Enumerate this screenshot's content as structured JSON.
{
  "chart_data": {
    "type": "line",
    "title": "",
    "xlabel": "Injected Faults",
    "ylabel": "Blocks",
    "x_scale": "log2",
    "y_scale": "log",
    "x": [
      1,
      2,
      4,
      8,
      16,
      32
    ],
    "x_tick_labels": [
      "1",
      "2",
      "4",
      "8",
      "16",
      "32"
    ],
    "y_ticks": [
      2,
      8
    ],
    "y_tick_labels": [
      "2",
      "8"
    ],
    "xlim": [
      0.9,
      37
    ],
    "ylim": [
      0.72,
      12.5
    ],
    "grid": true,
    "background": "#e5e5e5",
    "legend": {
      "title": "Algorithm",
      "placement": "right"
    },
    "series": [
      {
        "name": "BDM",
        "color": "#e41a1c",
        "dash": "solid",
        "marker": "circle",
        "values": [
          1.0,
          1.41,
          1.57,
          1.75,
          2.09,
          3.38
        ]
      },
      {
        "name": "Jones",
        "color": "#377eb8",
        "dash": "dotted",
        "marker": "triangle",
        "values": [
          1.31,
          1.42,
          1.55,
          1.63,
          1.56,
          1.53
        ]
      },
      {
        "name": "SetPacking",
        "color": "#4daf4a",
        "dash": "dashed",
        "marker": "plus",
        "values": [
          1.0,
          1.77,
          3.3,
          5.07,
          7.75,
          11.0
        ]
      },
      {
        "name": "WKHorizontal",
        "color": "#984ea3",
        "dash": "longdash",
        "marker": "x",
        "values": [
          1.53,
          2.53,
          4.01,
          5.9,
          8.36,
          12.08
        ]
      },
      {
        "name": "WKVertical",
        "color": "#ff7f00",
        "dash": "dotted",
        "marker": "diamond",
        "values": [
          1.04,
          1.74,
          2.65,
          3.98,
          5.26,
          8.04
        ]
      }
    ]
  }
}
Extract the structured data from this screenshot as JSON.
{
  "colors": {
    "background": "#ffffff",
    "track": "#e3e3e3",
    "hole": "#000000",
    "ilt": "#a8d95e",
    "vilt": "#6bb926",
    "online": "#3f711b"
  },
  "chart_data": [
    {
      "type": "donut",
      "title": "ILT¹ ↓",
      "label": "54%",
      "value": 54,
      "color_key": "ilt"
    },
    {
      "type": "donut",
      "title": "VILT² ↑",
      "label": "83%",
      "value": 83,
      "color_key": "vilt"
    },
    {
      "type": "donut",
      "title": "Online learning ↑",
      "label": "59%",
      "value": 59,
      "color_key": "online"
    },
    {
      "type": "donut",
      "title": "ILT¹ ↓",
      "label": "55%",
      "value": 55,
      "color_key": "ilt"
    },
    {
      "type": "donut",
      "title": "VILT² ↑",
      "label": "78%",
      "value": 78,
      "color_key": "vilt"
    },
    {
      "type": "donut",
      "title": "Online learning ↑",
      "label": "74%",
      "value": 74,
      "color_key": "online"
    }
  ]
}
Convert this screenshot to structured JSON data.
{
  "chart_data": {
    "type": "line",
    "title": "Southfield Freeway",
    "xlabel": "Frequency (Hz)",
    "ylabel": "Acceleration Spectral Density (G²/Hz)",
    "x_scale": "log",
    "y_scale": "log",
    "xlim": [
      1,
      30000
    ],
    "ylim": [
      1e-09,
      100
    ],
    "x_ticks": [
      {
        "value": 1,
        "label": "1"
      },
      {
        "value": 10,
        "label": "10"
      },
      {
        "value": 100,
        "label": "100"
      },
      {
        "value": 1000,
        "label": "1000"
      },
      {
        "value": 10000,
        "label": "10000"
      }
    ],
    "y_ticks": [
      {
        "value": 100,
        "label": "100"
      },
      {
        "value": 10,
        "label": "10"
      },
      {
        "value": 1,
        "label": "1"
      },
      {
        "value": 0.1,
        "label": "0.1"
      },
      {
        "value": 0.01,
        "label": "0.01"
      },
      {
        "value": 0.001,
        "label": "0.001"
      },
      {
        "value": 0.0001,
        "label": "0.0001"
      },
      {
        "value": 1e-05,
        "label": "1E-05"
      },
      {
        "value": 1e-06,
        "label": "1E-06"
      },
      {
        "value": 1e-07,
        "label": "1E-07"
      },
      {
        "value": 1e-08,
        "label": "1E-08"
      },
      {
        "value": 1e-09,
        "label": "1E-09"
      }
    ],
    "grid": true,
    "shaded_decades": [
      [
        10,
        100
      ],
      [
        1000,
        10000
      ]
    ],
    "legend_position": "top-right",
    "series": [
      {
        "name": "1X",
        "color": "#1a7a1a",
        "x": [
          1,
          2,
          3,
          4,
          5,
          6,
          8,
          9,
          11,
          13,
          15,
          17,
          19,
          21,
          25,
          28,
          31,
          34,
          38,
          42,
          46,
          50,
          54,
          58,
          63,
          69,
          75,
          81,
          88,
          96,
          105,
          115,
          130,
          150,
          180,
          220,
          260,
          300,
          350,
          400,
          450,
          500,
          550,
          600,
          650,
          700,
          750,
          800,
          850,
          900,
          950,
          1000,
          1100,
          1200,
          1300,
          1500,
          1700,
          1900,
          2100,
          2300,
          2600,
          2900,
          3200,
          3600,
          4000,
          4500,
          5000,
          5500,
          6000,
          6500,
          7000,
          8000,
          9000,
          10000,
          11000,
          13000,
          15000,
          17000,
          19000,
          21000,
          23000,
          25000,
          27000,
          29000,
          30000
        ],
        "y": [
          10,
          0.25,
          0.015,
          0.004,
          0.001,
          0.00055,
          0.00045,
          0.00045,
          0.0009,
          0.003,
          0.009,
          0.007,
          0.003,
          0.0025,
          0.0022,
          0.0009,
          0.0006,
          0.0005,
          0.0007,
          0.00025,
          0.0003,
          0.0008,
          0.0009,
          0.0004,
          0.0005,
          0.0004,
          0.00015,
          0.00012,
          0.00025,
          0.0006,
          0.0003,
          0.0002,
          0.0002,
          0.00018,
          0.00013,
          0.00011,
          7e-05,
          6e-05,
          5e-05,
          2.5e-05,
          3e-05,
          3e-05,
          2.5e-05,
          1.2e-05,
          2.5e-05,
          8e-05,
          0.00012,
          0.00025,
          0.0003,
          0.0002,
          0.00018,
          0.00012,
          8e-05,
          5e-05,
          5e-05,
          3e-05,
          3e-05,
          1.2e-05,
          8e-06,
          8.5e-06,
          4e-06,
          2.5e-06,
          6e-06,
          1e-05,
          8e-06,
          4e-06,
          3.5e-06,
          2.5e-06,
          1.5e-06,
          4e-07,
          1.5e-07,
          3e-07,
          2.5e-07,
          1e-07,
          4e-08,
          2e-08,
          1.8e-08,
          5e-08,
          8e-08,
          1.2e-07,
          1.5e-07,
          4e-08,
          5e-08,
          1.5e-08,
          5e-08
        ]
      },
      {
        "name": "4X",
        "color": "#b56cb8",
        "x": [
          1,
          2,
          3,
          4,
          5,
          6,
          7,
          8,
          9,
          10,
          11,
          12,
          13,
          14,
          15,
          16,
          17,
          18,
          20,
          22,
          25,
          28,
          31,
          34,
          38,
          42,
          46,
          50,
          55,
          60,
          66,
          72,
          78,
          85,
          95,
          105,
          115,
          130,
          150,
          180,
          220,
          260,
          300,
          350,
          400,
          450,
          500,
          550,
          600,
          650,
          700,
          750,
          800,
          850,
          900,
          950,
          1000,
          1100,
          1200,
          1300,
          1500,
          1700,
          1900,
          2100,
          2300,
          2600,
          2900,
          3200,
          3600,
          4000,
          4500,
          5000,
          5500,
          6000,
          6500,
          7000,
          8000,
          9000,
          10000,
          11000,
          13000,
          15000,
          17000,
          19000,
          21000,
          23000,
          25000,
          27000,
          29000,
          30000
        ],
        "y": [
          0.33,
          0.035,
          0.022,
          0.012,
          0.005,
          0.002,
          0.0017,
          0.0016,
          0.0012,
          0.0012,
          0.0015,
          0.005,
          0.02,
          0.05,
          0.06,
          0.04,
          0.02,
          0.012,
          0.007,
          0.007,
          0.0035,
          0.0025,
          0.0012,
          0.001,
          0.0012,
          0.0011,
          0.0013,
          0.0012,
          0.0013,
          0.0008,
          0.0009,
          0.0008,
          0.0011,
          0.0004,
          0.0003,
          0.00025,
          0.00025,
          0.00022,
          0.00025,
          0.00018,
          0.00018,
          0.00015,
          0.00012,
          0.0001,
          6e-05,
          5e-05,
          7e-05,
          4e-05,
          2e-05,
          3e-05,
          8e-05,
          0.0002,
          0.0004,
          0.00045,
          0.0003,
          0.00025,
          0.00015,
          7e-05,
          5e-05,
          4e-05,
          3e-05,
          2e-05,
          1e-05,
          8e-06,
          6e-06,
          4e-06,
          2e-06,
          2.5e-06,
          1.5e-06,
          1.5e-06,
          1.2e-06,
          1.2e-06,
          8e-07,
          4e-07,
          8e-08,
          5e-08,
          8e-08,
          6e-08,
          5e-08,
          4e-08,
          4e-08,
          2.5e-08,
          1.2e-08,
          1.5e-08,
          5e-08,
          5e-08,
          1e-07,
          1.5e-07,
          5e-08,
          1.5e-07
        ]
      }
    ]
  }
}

--- REQUEST ---
Read the entries and show each line that mentions "JSON".

--- SOLUTION ---
Enumerate this screenshot's content as structured JSON.
Extract the structured data from this screenshot as JSON.
Convert this screenshot to structured JSON data.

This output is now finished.